[Exercise]: Please swap "blank-cell" for "empty-cell" in the span that opens with the line containing "blank-cell[interactable] — [223, 443, 371, 461]" and closes with the line containing "blank-cell[interactable] — [223, 348, 371, 366]". Return only those lines, with everything else left unchanged.

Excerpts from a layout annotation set
* * * * * * *

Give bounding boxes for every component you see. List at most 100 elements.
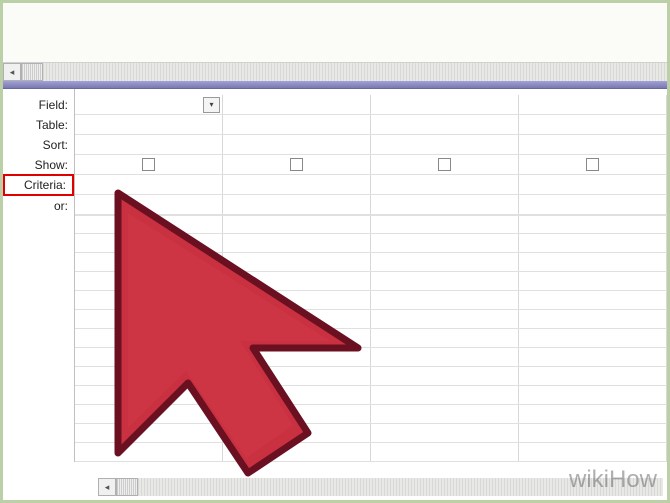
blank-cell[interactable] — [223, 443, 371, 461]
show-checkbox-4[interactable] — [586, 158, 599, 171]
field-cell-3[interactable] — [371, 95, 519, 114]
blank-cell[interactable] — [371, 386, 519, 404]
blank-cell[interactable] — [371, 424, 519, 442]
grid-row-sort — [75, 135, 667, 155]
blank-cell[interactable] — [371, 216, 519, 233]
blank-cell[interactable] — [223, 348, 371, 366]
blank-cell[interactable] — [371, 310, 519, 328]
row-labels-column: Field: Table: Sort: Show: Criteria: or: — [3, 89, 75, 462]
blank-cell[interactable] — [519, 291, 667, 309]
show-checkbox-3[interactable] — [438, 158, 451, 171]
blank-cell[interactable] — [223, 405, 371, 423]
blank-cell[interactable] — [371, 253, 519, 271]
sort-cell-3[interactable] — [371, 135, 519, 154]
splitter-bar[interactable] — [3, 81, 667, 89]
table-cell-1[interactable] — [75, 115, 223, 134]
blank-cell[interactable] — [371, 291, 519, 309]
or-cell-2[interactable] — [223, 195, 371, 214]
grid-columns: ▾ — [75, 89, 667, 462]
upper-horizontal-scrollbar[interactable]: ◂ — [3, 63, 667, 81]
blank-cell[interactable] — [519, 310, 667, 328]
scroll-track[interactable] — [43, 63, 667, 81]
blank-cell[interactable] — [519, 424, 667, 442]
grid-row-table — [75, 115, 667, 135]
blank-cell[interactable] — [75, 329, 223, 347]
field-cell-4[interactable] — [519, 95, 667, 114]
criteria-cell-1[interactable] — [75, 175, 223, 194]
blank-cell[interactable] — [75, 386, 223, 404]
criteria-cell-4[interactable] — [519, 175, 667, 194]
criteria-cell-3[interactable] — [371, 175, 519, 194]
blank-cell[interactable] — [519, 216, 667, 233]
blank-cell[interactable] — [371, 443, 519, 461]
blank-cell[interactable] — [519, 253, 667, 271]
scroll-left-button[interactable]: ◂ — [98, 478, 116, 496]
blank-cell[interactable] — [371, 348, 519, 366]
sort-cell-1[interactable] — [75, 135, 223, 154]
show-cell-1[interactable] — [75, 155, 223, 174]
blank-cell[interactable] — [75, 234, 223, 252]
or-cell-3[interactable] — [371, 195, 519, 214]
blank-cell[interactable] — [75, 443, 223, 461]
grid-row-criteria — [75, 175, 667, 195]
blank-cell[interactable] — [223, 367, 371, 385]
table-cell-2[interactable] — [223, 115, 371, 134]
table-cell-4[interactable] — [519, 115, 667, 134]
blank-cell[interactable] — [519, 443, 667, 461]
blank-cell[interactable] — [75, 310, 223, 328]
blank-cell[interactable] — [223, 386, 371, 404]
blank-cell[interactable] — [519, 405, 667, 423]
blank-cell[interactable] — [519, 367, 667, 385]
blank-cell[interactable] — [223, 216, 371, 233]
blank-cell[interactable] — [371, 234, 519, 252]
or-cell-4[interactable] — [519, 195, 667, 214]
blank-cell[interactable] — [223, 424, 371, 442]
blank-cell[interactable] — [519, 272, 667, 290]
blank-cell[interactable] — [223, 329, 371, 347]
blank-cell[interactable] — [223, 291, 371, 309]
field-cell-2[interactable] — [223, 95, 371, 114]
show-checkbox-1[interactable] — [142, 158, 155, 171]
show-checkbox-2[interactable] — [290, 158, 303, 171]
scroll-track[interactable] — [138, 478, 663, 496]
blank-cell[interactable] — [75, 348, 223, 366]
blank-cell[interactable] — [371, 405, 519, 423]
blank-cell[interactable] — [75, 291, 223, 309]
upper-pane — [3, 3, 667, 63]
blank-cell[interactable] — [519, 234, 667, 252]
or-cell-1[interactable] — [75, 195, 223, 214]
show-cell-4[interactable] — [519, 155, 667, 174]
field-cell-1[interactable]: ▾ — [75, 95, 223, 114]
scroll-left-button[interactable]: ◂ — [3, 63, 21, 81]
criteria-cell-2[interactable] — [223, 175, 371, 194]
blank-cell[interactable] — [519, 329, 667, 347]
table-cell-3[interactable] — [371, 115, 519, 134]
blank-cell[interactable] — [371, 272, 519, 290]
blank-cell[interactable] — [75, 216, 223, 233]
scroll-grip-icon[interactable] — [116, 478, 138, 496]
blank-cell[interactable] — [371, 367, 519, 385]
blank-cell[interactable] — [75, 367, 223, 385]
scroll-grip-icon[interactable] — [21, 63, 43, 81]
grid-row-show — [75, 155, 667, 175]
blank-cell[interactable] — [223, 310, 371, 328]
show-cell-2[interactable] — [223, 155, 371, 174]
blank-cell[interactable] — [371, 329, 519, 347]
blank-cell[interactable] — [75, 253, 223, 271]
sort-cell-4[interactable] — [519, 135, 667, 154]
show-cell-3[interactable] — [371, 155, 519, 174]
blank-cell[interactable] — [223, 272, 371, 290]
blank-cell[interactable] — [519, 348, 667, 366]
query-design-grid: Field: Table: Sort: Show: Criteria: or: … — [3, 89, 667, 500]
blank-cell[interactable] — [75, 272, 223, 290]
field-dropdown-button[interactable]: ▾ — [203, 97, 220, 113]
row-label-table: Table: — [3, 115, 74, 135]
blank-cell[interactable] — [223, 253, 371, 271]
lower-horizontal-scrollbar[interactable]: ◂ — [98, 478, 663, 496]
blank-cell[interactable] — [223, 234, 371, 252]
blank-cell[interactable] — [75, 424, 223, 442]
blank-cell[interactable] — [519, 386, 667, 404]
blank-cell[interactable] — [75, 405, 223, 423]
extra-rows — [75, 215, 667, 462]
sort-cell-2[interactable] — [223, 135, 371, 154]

* * * * * * *

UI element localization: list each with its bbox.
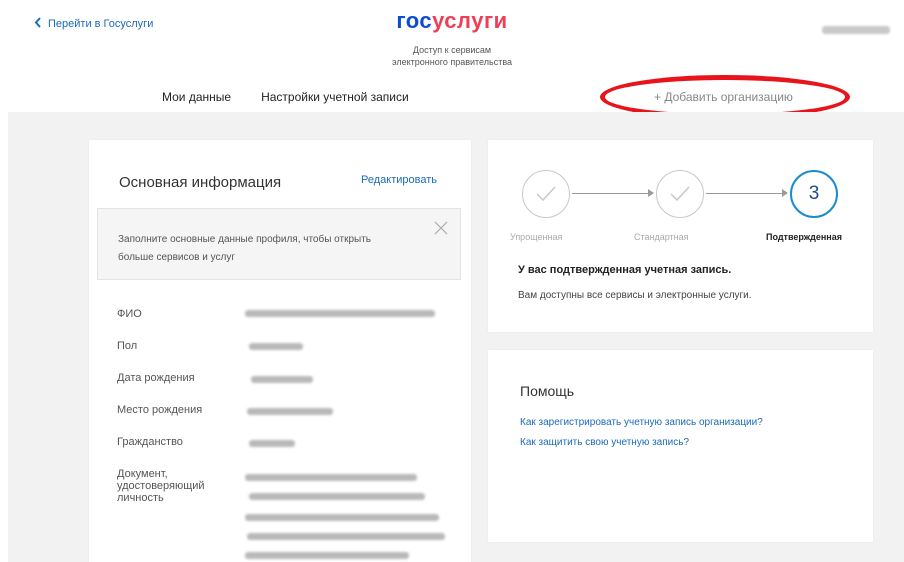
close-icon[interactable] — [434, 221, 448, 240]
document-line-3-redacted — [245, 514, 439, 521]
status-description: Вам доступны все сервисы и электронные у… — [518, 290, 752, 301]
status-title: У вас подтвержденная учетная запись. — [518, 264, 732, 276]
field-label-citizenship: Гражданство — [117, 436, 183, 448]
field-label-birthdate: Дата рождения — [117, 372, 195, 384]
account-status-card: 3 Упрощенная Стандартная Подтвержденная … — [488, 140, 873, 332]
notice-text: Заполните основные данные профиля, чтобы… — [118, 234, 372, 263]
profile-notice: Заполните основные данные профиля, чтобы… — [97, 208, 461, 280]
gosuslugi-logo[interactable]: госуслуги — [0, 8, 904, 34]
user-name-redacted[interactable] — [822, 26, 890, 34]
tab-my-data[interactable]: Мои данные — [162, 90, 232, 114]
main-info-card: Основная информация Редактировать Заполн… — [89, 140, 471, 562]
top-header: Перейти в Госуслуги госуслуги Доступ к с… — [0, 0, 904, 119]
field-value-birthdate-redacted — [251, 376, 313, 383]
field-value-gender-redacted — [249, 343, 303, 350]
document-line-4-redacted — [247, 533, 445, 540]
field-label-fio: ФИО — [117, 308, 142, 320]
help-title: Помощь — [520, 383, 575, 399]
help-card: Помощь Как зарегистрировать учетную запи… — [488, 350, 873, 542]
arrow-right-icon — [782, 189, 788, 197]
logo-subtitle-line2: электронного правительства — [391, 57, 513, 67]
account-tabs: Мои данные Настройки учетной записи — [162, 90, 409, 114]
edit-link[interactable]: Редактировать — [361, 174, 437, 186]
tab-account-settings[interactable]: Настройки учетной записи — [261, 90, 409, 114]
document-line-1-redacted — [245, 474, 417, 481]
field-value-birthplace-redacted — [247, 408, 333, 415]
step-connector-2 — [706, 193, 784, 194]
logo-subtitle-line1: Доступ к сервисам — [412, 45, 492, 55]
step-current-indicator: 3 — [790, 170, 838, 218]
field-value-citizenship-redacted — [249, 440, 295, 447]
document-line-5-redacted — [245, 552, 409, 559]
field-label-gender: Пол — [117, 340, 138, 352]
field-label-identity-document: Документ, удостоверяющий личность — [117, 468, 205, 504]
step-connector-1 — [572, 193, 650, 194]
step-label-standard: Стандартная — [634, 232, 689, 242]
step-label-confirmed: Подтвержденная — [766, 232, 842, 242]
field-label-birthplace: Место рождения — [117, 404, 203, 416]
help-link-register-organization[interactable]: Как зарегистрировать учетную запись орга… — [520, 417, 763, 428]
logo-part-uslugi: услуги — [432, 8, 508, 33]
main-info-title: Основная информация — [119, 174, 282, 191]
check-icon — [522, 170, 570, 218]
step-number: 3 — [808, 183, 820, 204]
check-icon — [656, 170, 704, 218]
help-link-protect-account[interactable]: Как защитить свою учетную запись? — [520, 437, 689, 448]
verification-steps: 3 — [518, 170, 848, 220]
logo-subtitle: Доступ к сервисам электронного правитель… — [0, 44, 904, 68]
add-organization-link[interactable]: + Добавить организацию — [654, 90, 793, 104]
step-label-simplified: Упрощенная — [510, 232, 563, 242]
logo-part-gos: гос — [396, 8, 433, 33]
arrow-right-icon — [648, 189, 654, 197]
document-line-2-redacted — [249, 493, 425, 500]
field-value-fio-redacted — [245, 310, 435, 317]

* * * * * * *

[Task solution]:
empty-cell[interactable] — [223, 443, 371, 461]
show-checkbox-4[interactable] — [586, 158, 599, 171]
field-cell-3[interactable] — [371, 95, 519, 114]
empty-cell[interactable] — [371, 386, 519, 404]
empty-cell[interactable] — [371, 424, 519, 442]
grid-row-sort — [75, 135, 667, 155]
empty-cell[interactable] — [371, 216, 519, 233]
empty-cell[interactable] — [223, 348, 371, 366]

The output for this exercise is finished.